Send back the records in full, character for character.

Entries |
-*-

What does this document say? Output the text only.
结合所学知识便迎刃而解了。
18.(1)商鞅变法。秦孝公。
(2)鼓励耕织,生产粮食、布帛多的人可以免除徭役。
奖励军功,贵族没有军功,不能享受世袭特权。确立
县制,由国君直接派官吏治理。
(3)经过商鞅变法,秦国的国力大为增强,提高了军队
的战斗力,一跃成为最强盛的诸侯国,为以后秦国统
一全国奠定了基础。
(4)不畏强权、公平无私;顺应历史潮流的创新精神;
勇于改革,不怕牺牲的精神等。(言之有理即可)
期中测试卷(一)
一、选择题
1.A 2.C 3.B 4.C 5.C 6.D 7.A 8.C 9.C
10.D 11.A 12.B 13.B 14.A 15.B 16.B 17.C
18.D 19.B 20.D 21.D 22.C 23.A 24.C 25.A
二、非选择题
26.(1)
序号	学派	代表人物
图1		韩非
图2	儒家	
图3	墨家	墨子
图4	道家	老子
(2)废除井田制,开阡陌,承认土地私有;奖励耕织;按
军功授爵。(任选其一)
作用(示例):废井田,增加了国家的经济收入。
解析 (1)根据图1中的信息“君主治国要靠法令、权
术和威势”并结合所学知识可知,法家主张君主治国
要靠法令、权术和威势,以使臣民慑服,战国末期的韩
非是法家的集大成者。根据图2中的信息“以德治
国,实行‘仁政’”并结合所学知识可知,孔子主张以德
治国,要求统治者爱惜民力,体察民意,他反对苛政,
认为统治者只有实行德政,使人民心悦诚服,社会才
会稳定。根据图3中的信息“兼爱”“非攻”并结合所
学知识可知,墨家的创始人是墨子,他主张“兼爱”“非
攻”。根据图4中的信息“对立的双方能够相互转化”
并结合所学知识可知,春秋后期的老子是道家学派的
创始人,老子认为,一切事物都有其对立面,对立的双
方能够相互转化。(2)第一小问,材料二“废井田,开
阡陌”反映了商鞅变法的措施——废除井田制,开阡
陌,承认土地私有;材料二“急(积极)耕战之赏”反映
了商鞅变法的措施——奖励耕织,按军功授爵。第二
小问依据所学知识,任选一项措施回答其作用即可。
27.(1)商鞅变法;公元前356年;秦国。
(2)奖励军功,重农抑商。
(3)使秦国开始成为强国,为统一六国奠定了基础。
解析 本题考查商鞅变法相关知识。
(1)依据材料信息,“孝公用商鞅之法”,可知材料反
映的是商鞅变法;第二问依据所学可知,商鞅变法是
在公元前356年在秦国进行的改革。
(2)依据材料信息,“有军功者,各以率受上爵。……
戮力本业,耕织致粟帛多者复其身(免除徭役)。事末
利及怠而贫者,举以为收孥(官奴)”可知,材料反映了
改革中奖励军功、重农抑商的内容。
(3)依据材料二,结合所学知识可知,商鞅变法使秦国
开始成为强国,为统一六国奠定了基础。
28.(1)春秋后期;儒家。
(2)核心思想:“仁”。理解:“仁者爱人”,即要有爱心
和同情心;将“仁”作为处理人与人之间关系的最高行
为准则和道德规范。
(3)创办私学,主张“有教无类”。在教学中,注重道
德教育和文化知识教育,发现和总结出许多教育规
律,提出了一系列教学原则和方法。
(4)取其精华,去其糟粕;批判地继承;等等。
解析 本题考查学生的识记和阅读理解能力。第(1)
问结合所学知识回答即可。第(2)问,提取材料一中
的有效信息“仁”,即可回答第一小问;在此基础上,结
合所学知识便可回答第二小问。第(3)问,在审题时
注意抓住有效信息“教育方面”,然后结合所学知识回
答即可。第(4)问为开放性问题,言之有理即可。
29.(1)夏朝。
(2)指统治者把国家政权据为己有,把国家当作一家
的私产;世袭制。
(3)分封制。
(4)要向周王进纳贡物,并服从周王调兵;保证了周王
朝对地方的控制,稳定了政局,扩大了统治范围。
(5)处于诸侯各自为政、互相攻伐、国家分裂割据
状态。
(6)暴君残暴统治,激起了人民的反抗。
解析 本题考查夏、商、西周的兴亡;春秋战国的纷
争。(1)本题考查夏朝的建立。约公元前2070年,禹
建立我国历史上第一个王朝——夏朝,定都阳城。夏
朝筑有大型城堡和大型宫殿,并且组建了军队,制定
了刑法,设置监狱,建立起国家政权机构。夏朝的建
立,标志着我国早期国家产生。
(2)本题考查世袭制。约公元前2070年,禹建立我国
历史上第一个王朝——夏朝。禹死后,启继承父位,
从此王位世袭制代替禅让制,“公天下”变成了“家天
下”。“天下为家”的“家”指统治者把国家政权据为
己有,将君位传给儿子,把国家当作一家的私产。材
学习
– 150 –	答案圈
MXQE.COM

-*-

Full solution |
What does this document say? Output the text only.
结合所学知识便迎刃而解了。
18.(1)商鞅变法。秦孝公。
(2)鼓励耕织,生产粮食、布帛多的人可以免除徭役。
奖励军功,贵族没有军功,不能享受世袭特权。确立
县制,由国君直接派官吏治理。
(3)经过商鞅变法,秦国的国力大为增强,提高了军队
的战斗力,一跃成为最强盛的诸侯国,为以后秦国统
一全国奠定了基础。
(4)不畏强权、公平无私;顺应历史潮流的创新精神;
勇于改革,不怕牺牲的精神等。(言之有理即可)
期中测试卷(一)
一、选择题
1.A 2.C 3.B 4.C 5.C 6.D 7.A 8.C 9.C
10.D 11.A 12.B 13.B 14.A 15.B 16.B 17.C
18.D 19.B 20.D 21.D 22.C 23.A 24.C 25.A
二、非选择题
26.(1)
序号	学派	代表人物
图1		韩非
图2	儒家	
图3	墨家	墨子
图4	道家	老子
(2)废除井田制,开阡陌,承认土地私有;奖励耕织;按
军功授爵。(任选其一)
作用(示例):废井田,增加了国家的经济收入。
解析 (1)根据图1中的信息“君主治国要靠法令、权
术和威势”并结合所学知识可知,法家主张君主治国
要靠法令、权术和威势,以使臣民慑服,战国末期的韩
非是法家的集大成者。根据图2中的信息“以德治
国,实行‘仁政’”并结合所学知识可知,孔子主张以德
治国,要求统治者爱惜民力,体察民意,他反对苛政,
认为统治者只有实行德政,使人民心悦诚服,社会才
会稳定。根据图3中的信息“兼爱”“非攻”并结合所
学知识可知,墨家的创始人是墨子,他主张“兼爱”“非
攻”。根据图4中的信息“对立的双方能够相互转化”
并结合所学知识可知,春秋后期的老子是道家学派的
创始人,老子认为,一切事物都有其对立面,对立的双
方能够相互转化。(2)第一小问,材料二“废井田,开
阡陌”反映了商鞅变法的措施——废除井田制,开阡
陌,承认土地私有;材料二“急(积极)耕战之赏”反映
了商鞅变法的措施——奖励耕织,按军功授爵。第二
小问依据所学知识,任选一项措施回答其作用即可。
27.(1)商鞅变法;公元前356年;秦国。
(2)奖励军功,重农抑商。
(3)使秦国开始成为强国,为统一六国奠定了基础。
解析 本题考查商鞅变法相关知识。
(1)依据材料信息,“孝公用商鞅之法”,可知材料反
映的是商鞅变法;第二问依据所学可知,商鞅变法是
在公元前356年在秦国进行的改革。
(2)依据材料信息,“有军功者,各以率受上爵。……
戮力本业,耕织致粟帛多者复其身(免除徭役)。事末
利及怠而贫者,举以为收孥(官奴)”可知,材料反映了
改革中奖励军功、重农抑商的内容。
(3)依据材料二,结合所学知识可知,商鞅变法使秦国
开始成为强国,为统一六国奠定了基础。
28.(1)春秋后期;儒家。
(2)核心思想:“仁”。理解:“仁者爱人”,即要有爱心
和同情心;将“仁”作为处理人与人之间关系的最高行
为准则和道德规范。
(3)创办私学,主张“有教无类”。在教学中,注重道
德教育和文化知识教育,发现和总结出许多教育规
律,提出了一系列教学原则和方法。
(4)取其精华,去其糟粕;批判地继承;等等。
解析 本题考查学生的识记和阅读理解能力。第(1)
问结合所学知识回答即可。第(2)问,提取材料一中
的有效信息“仁”,即可回答第一小问;在此基础上,结
合所学知识便可回答第二小问。第(3)问,在审题时
注意抓住有效信息“教育方面”,然后结合所学知识回
答即可。第(4)问为开放性问题,言之有理即可。
29.(1)夏朝。
(2)指统治者把国家政权据为己有,把国家当作一家
的私产;世袭制。
(3)分封制。
(4)要向周王进纳贡物,并服从周王调兵;保证了周王
朝对地方的控制,稳定了政局,扩大了统治范围。
(5)处于诸侯各自为政、互相攻伐、国家分裂割据
状态。
(6)暴君残暴统治,激起了人民的反抗。
解析 本题考查夏、商、西周的兴亡;春秋战国的纷
争。(1)本题考查夏朝的建立。约公元前2070年,禹
建立我国历史上第一个王朝——夏朝,定都阳城。夏
朝筑有大型城堡和大型宫殿,并且组建了军队,制定
了刑法,设置监狱,建立起国家政权机构。夏朝的建
立,标志着我国早期国家产生。
(2)本题考查世袭制。约公元前2070年,禹建立我国
历史上第一个王朝——夏朝。禹死后,启继承父位,
从此王位世袭制代替禅让制,“公天下”变成了“家天
下”。“天下为家”的“家”指统治者把国家政权据为
己有,将君位传给儿子,把国家当作一家的私产。材
学习
– 150 –	答案圈
MXQE.COM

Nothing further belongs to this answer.